## What is asked
Repeat every record below exactly as written.

+++ Information supplied

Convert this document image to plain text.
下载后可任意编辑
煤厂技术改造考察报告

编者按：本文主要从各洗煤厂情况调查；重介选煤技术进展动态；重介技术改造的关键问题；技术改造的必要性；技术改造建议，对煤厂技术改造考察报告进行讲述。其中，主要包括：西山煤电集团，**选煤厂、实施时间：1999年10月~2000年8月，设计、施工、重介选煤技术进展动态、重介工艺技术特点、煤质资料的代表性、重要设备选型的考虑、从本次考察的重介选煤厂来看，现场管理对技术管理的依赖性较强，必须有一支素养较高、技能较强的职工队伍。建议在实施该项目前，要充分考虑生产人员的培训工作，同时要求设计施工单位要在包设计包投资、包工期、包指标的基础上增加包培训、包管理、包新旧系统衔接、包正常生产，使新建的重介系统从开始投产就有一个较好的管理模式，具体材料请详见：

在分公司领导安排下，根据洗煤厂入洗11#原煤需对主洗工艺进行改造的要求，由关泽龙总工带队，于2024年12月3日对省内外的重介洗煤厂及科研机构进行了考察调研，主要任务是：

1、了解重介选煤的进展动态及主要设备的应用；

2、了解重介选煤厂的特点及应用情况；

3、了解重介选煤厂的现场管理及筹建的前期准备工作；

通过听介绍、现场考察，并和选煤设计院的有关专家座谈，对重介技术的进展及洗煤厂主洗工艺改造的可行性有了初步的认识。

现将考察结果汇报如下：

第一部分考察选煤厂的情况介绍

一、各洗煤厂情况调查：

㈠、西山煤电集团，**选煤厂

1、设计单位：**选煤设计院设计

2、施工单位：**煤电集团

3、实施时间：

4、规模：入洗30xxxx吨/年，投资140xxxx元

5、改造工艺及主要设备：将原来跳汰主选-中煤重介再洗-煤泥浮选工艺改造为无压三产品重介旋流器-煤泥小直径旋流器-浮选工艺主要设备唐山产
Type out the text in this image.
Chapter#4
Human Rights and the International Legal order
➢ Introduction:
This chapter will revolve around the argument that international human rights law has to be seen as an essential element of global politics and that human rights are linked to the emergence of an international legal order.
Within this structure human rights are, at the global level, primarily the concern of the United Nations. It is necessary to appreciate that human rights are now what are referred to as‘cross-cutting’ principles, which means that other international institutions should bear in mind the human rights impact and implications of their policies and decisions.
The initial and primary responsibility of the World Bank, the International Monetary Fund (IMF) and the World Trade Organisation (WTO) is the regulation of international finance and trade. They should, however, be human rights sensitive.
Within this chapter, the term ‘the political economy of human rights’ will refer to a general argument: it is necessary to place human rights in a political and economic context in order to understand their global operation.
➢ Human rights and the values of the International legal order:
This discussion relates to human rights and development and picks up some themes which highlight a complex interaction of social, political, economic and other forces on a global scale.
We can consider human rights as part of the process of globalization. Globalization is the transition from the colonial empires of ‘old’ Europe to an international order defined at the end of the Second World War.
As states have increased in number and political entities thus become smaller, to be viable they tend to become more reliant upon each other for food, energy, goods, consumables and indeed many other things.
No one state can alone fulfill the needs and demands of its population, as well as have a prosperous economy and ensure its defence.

++++++

## Written answer
Convert this document image to plain text.
下载后可任意编辑
煤厂技术改造考察报告

编者按：本文主要从各洗煤厂情况调查；重介选煤技术进展动态；重介技术改造的关键问题；技术改造的必要性；技术改造建议，对煤厂技术改造考察报告进行讲述。其中，主要包括：西山煤电集团，**选煤厂、实施时间：1999年10月~2000年8月，设计、施工、重介选煤技术进展动态、重介工艺技术特点、煤质资料的代表性、重要设备选型的考虑、从本次考察的重介选煤厂来看，现场管理对技术管理的依赖性较强，必须有一支素养较高、技能较强的职工队伍。建议在实施该项目前，要充分考虑生产人员的培训工作，同时要求设计施工单位要在包设计包投资、包工期、包指标的基础上增加包培训、包管理、包新旧系统衔接、包正常生产，使新建的重介系统从开始投产就有一个较好的管理模式，具体材料请详见：

在分公司领导安排下，根据洗煤厂入洗11#原煤需对主洗工艺进行改造的要求，由关泽龙总工带队，于2024年12月3日对省内外的重介洗煤厂及科研机构进行了考察调研，主要任务是：

1、了解重介选煤的进展动态及主要设备的应用；

2、了解重介选煤厂的特点及应用情况；

3、了解重介选煤厂的现场管理及筹建的前期准备工作；

通过听介绍、现场考察，并和选煤设计院的有关专家座谈，对重介技术的进展及洗煤厂主洗工艺改造的可行性有了初步的认识。

现将考察结果汇报如下：

第一部分考察选煤厂的情况介绍

一、各洗煤厂情况调查：

㈠、西山煤电集团，**选煤厂

1、设计单位：**选煤设计院设计

2、施工单位：**煤电集团

3、实施时间：

4、规模：入洗30xxxx吨/年，投资140xxxx元

5、改造工艺及主要设备：将原来跳汰主选-中煤重介再洗-煤泥浮选工艺改造为无压三产品重介旋流器-煤泥小直径旋流器-浮选工艺主要设备唐山产
Type out the text in this image.
Chapter#4
Human Rights and the International Legal order
➢ Introduction:
This chapter will revolve around the argument that international human rights law has to be seen as an essential element of global politics and that human rights are linked to the emergence of an international legal order.
Within this structure human rights are, at the global level, primarily the concern of the United Nations. It is necessary to appreciate that human rights are now what are referred to as‘cross-cutting’ principles, which means that other international institutions should bear in mind the human rights impact and implications of their policies and decisions.
The initial and primary responsibility of the World Bank, the International Monetary Fund (IMF) and the World Trade Organisation (WTO) is the regulation of international finance and trade. They should, however, be human rights sensitive.
Within this chapter, the term ‘the political economy of human rights’ will refer to a general argument: it is necessary to place human rights in a political and economic context in order to understand their global operation.
➢ Human rights and the values of the International legal order:
This discussion relates to human rights and development and picks up some themes which highlight a complex interaction of social, political, economic and other forces on a global scale.
We can consider human rights as part of the process of globalization. Globalization is the transition from the colonial empires of ‘old’ Europe to an international order defined at the end of the Second World War.
As states have increased in number and political entities thus become smaller, to be viable they tend to become more reliant upon each other for food, energy, goods, consumables and indeed many other things.
No one state can alone fulfill the needs and demands of its population, as well as have a prosperous economy and ensure its defence.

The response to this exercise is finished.